═══ Supplied records ═══
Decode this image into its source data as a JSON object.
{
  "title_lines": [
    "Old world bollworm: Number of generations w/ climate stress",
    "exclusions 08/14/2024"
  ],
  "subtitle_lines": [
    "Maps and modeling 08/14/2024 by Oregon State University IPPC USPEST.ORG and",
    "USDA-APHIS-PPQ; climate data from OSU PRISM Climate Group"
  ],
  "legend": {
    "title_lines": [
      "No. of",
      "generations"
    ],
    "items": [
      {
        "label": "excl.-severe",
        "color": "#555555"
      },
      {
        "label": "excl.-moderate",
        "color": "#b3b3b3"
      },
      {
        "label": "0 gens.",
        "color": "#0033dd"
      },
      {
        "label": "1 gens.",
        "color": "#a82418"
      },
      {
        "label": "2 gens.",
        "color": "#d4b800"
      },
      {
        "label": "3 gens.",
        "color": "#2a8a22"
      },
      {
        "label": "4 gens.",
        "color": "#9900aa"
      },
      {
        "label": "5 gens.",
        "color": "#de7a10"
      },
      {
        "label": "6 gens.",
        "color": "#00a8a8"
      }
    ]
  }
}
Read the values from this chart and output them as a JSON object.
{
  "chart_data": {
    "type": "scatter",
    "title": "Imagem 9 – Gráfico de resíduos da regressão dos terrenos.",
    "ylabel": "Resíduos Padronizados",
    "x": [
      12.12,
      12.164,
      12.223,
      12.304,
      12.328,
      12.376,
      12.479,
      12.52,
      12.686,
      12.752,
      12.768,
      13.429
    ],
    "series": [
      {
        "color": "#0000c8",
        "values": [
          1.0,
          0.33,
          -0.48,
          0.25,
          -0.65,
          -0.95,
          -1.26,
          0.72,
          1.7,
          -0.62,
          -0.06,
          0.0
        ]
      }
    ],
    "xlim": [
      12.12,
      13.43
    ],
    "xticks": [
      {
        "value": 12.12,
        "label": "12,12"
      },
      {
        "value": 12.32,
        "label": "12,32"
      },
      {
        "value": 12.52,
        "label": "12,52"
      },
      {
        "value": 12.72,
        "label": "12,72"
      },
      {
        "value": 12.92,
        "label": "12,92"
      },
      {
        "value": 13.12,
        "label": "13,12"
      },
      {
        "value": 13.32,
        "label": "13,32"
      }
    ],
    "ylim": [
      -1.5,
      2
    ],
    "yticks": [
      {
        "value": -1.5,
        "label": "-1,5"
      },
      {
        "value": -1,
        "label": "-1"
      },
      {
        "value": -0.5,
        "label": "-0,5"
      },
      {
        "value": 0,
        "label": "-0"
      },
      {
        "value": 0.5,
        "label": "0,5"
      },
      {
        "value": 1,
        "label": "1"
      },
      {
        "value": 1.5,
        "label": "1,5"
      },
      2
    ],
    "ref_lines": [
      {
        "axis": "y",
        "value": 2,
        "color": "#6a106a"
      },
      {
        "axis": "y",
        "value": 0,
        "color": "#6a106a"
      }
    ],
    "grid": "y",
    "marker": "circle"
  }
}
═══
## Written request
Reproduce the listing above verbatim, from first line to last.

## Response below
Decode this image into its source data as a JSON object.
{
  "title_lines": [
    "Old world bollworm: Number of generations w/ climate stress",
    "exclusions 08/14/2024"
  ],
  "subtitle_lines": [
    "Maps and modeling 08/14/2024 by Oregon State University IPPC USPEST.ORG and",
    "USDA-APHIS-PPQ; climate data from OSU PRISM Climate Group"
  ],
  "legend": {
    "title_lines": [
      "No. of",
      "generations"
    ],
    "items": [
      {
        "label": "excl.-severe",
        "color": "#555555"
      },
      {
        "label": "excl.-moderate",
        "color": "#b3b3b3"
      },
      {
        "label": "0 gens.",
        "color": "#0033dd"
      },
      {
        "label": "1 gens.",
        "color": "#a82418"
      },
      {
        "label": "2 gens.",
        "color": "#d4b800"
      },
      {
        "label": "3 gens.",
        "color": "#2a8a22"
      },
      {
        "label": "4 gens.",
        "color": "#9900aa"
      },
      {
        "label": "5 gens.",
        "color": "#de7a10"
      },
      {
        "label": "6 gens.",
        "color": "#00a8a8"
      }
    ]
  }
}
Read the values from this chart and output them as a JSON object.
{
  "chart_data": {
    "type": "scatter",
    "title": "Imagem 9 – Gráfico de resíduos da regressão dos terrenos.",
    "ylabel": "Resíduos Padronizados",
    "x": [
      12.12,
      12.164,
      12.223,
      12.304,
      12.328,
      12.376,
      12.479,
      12.52,
      12.686,
      12.752,
      12.768,
      13.429
    ],
    "series": [
      {
        "color": "#0000c8",
        "values": [
          1.0,
          0.33,
          -0.48,
          0.25,
          -0.65,
          -0.95,
          -1.26,
          0.72,
          1.7,
          -0.62,
          -0.06,
          0.0
        ]
      }
    ],
    "xlim": [
      12.12,
      13.43
    ],
    "xticks": [
      {
        "value": 12.12,
        "label": "12,12"
      },
      {
        "value": 12.32,
        "label": "12,32"
      },
      {
        "value": 12.52,
        "label": "12,52"
      },
      {
        "value": 12.72,
        "label": "12,72"
      },
      {
        "value": 12.92,
        "label": "12,92"
      },
      {
        "value": 13.12,
        "label": "13,12"
      },
      {
        "value": 13.32,
        "label": "13,32"
      }
    ],
    "ylim": [
      -1.5,
      2
    ],
    "yticks": [
      {
        "value": -1.5,
        "label": "-1,5"
      },
      {
        "value": -1,
        "label": "-1"
      },
      {
        "value": -0.5,
        "label": "-0,5"
      },
      {
        "value": 0,
        "label": "-0"
      },
      {
        "value": 0.5,
        "label": "0,5"
      },
      {
        "value": 1,
        "label": "1"
      },
      {
        "value": 1.5,
        "label": "1,5"
      },
      2
    ],
    "ref_lines": [
      {
        "axis": "y",
        "value": 2,
        "color": "#6a106a"
      },
      {
        "axis": "y",
        "value": 0,
        "color": "#6a106a"
      }
    ],
    "grid": "y",
    "marker": "circle"
  }
}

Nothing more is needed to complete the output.